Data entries
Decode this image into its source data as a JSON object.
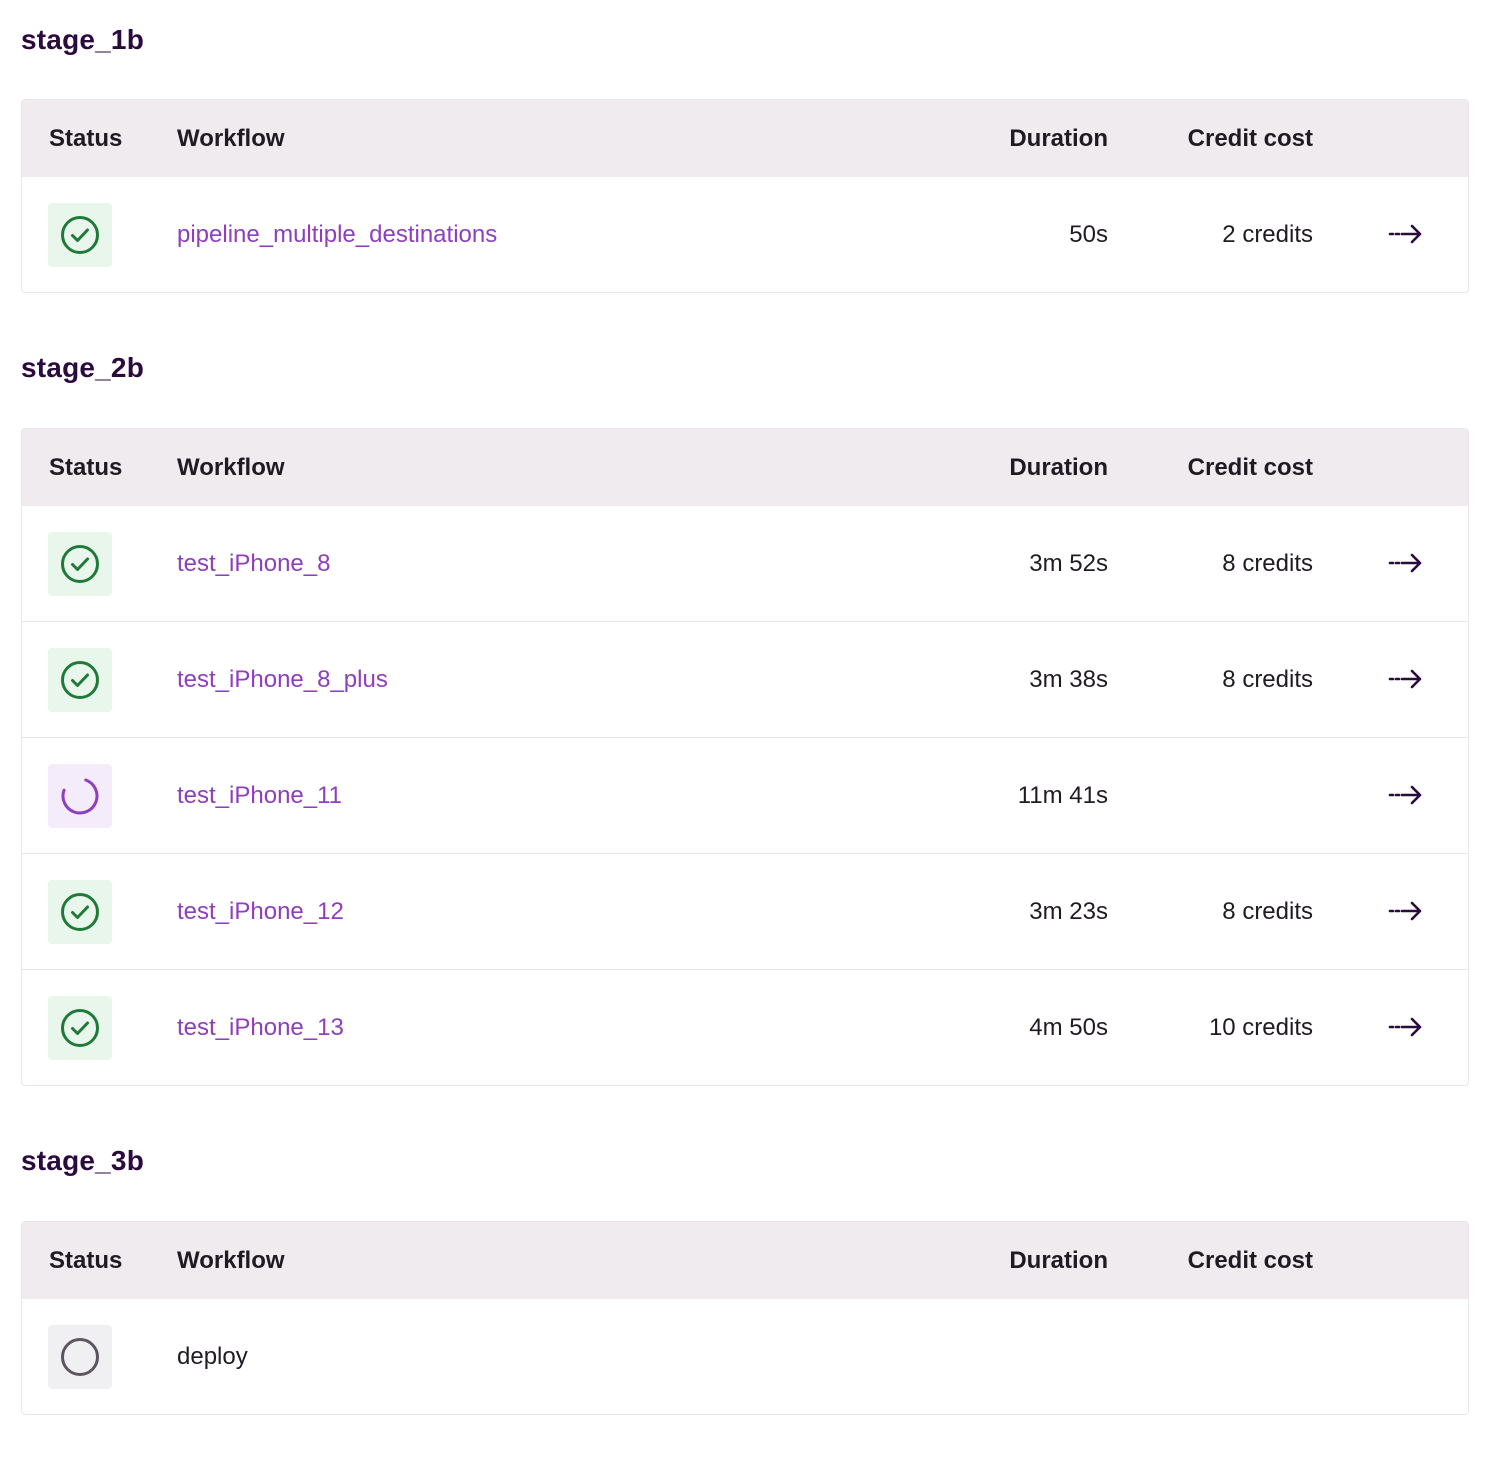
{
  "columns": {
    "status": "Status",
    "workflow": "Workflow",
    "duration": "Duration",
    "credit_cost": "Credit cost"
  },
  "colors": {
    "success": "#1f7a3a",
    "running": "#8e3fbd",
    "pending": "#5c5561",
    "link": "#8e3fbd",
    "heading": "#2b0a3d"
  },
  "stages": [
    {
      "title": "stage_1b",
      "rows": [
        {
          "status": "success",
          "status_icon": "check-circle-icon",
          "workflow": "pipeline_multiple_destinations",
          "duration": "50s",
          "credits": "2 credits",
          "has_link": true
        }
      ]
    },
    {
      "title": "stage_2b",
      "rows": [
        {
          "status": "success",
          "status_icon": "check-circle-icon",
          "workflow": "test_iPhone_8",
          "duration": "3m 52s",
          "credits": "8 credits",
          "has_link": true
        },
        {
          "status": "success",
          "status_icon": "check-circle-icon",
          "workflow": "test_iPhone_8_plus",
          "duration": "3m 38s",
          "credits": "8 credits",
          "has_link": true
        },
        {
          "status": "running",
          "status_icon": "spinner-icon",
          "workflow": "test_iPhone_11",
          "duration": "11m 41s",
          "credits": "",
          "has_link": true
        },
        {
          "status": "success",
          "status_icon": "check-circle-icon",
          "workflow": "test_iPhone_12",
          "duration": "3m 23s",
          "credits": "8 credits",
          "has_link": true
        },
        {
          "status": "success",
          "status_icon": "check-circle-icon",
          "workflow": "test_iPhone_13",
          "duration": "4m 50s",
          "credits": "10 credits",
          "has_link": true
        }
      ]
    },
    {
      "title": "stage_3b",
      "rows": [
        {
          "status": "pending",
          "status_icon": "empty-circle-icon",
          "workflow": "deploy",
          "duration": "",
          "credits": "",
          "has_link": false
        }
      ]
    }
  ]
}
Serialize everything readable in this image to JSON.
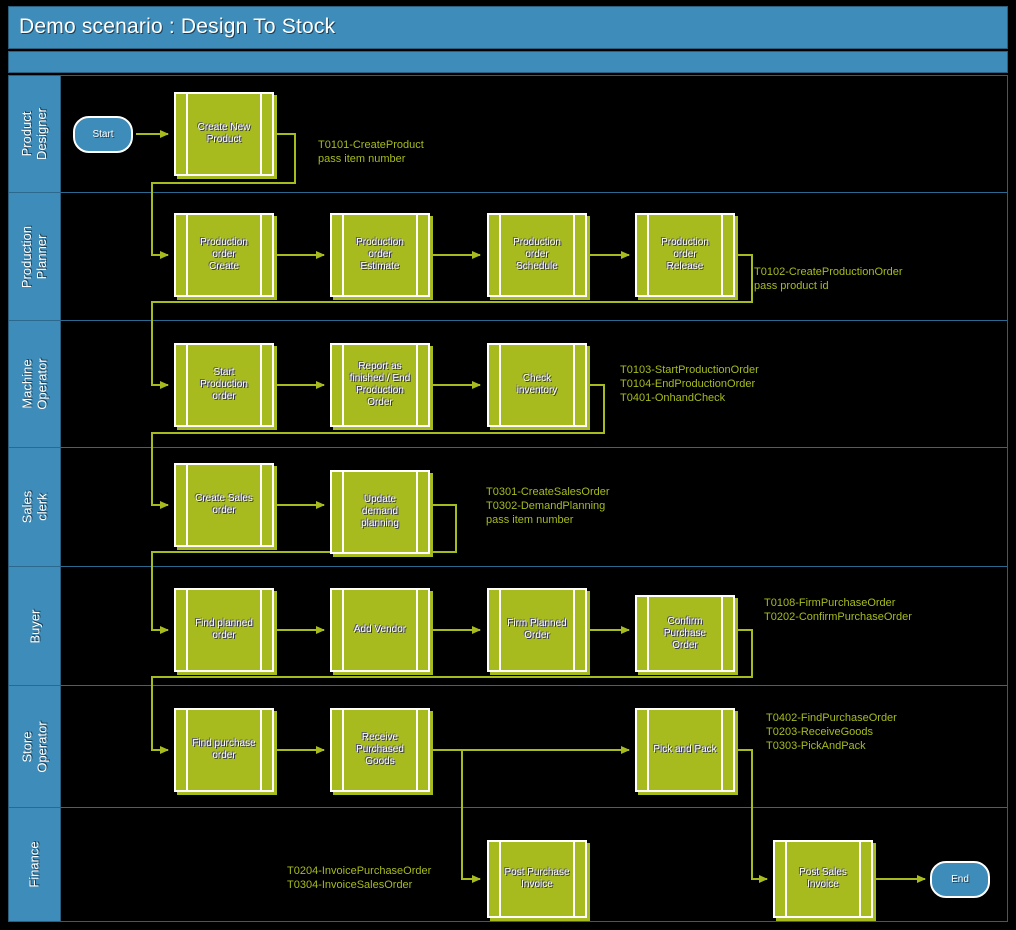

### What you have to do
Print the listing above in full, exactly as written. Omit any pictures.

### Answer to the problem
Decode this image into its source data as a JSON object.
{
  "columns": {
    "status": "Status",
    "workflow": "Workflow",
    "duration": "Duration",
    "credit_cost": "Credit cost"
  },
  "colors": {
    "success": "#1f7a3a",
    "running": "#8e3fbd",
    "pending": "#5c5561",
    "link": "#8e3fbd",
    "heading": "#2b0a3d"
  },
  "stages": [
    {
      "title": "stage_1b",
      "rows": [
        {
          "status": "success",
          "status_icon": "check-circle-icon",
          "workflow": "pipeline_multiple_destinations",
          "duration": "50s",
          "credits": "2 credits",
          "has_link": true
        }
      ]
    },
    {
      "title": "stage_2b",
      "rows": [
        {
          "status": "success",
          "status_icon": "check-circle-icon",
          "workflow": "test_iPhone_8",
          "duration": "3m 52s",
          "credits": "8 credits",
          "has_link": true
        },
        {
          "status": "success",
          "status_icon": "check-circle-icon",
          "workflow": "test_iPhone_8_plus",
          "duration": "3m 38s",
          "credits": "8 credits",
          "has_link": true
        },
        {
          "status": "running",
          "status_icon": "spinner-icon",
          "workflow": "test_iPhone_11",
          "duration": "11m 41s",
          "credits": "",
          "has_link": true
        },
        {
          "status": "success",
          "status_icon": "check-circle-icon",
          "workflow": "test_iPhone_12",
          "duration": "3m 23s",
          "credits": "8 credits",
          "has_link": true
        },
        {
          "status": "success",
          "status_icon": "check-circle-icon",
          "workflow": "test_iPhone_13",
          "duration": "4m 50s",
          "credits": "10 credits",
          "has_link": true
        }
      ]
    },
    {
      "title": "stage_3b",
      "rows": [
        {
          "status": "pending",
          "status_icon": "empty-circle-icon",
          "workflow": "deploy",
          "duration": "",
          "credits": "",
          "has_link": false
        }
      ]
    }
  ]
}
Serialize everything readable in this image to JSON.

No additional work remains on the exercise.